#### RECORDS PROVIDED
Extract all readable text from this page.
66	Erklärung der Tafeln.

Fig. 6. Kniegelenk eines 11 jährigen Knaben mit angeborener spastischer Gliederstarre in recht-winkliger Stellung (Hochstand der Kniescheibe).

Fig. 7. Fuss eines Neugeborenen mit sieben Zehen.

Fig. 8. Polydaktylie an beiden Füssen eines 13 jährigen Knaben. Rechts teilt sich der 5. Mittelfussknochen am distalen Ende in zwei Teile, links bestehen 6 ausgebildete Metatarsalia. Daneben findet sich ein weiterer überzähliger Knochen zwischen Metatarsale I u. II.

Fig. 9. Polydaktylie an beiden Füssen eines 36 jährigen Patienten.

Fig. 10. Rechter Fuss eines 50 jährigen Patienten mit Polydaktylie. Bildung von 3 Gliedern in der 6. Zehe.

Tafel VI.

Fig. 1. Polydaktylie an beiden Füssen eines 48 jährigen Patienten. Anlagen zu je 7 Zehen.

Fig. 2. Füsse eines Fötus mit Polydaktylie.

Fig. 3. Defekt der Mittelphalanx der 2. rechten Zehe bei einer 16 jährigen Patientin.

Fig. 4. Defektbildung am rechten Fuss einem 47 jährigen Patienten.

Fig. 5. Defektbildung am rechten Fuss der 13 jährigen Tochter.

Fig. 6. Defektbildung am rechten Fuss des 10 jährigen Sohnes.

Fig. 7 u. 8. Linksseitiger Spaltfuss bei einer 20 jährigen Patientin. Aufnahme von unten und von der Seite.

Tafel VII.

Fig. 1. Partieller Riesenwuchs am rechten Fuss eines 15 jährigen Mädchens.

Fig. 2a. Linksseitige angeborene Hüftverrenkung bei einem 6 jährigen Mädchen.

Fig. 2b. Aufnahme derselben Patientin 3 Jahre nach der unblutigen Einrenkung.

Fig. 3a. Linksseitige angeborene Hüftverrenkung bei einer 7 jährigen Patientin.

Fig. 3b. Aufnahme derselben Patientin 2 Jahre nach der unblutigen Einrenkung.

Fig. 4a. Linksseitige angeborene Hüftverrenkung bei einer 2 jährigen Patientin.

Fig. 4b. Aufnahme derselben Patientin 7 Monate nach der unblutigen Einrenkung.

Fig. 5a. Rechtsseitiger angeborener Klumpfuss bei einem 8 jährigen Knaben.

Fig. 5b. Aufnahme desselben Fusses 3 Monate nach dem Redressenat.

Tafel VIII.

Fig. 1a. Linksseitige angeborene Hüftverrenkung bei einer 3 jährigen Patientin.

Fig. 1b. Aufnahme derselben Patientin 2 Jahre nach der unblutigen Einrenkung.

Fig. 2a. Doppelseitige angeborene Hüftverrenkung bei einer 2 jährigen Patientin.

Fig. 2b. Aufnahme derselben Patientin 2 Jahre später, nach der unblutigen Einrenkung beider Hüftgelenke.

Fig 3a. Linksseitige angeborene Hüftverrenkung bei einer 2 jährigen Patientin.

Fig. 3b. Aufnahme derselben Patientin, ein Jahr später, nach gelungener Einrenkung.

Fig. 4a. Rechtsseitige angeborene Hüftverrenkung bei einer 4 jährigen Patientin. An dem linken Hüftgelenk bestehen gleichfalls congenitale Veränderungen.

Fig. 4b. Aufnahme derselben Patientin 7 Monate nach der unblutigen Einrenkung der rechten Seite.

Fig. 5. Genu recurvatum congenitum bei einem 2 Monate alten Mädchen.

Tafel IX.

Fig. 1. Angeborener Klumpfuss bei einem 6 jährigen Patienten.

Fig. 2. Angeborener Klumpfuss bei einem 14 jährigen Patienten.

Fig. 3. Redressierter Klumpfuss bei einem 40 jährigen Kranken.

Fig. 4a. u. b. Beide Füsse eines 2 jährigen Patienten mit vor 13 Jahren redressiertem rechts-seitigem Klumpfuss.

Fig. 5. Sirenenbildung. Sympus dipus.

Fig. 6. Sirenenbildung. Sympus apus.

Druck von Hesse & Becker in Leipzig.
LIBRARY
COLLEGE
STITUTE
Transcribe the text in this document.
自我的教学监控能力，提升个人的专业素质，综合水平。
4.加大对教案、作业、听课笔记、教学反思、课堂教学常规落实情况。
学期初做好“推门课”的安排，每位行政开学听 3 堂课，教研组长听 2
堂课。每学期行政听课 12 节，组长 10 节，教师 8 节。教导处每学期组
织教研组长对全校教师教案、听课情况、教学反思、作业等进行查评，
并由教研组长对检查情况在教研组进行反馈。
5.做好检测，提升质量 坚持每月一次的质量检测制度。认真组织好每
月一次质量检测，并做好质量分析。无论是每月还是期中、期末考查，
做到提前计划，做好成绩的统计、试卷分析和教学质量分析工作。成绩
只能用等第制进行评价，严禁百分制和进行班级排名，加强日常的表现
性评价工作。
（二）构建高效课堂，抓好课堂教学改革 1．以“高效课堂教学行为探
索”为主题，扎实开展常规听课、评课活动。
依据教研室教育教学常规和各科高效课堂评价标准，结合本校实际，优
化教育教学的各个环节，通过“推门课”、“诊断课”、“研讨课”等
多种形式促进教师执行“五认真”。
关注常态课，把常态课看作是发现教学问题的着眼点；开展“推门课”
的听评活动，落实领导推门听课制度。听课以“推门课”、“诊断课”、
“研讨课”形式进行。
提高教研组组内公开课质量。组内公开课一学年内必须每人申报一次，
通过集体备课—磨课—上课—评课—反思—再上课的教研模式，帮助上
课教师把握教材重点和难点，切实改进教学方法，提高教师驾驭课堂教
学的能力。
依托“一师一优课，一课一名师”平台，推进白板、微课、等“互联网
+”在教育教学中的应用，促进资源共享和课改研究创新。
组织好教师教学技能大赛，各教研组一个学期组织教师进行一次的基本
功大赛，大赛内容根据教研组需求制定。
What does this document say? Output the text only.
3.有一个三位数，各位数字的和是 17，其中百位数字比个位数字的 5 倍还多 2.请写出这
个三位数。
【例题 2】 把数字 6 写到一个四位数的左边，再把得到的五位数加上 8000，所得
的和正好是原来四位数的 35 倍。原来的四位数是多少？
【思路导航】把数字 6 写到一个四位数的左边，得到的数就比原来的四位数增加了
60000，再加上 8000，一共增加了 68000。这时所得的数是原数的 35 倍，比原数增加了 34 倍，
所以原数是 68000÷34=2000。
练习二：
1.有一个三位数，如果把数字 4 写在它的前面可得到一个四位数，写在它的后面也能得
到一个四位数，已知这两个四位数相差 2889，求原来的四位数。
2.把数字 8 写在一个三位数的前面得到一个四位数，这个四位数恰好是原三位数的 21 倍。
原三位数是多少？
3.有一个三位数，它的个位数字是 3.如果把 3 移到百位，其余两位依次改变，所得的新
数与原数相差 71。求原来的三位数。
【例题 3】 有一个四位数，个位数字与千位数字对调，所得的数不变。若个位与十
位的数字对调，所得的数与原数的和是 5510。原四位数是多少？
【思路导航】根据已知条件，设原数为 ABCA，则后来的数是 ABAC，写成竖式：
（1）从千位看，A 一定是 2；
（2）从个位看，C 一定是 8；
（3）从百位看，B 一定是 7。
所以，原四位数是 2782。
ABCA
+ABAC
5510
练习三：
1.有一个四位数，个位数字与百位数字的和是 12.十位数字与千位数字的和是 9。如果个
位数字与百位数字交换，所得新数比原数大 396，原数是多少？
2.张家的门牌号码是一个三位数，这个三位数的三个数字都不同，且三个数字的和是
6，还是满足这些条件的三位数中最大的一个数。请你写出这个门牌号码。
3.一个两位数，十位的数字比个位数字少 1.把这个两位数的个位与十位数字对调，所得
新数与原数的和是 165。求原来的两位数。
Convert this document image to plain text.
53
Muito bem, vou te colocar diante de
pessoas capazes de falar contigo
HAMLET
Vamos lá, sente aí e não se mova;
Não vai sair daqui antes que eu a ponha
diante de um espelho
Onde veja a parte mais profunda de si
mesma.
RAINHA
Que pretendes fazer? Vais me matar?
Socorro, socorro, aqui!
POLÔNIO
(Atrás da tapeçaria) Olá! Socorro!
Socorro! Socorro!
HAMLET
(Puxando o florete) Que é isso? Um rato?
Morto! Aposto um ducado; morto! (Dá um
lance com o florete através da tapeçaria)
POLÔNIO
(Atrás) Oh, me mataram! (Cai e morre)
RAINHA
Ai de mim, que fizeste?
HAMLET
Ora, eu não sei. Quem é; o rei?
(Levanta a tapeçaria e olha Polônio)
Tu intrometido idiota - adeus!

#### STATED TASK
Copy whichever lines in the listing above contain the word "有一个三位数".

#### FULL ANSWER
3.有一个三位数，各位数字的和是 17，其中百位数字比个位数字的 5 倍还多 2.请写出这
1.有一个三位数，如果把数字 4 写在它的前面可得到一个四位数，写在它的后面也能得
3.有一个三位数，它的个位数字是 3.如果把 3 移到百位，其余两位依次改变，所得的新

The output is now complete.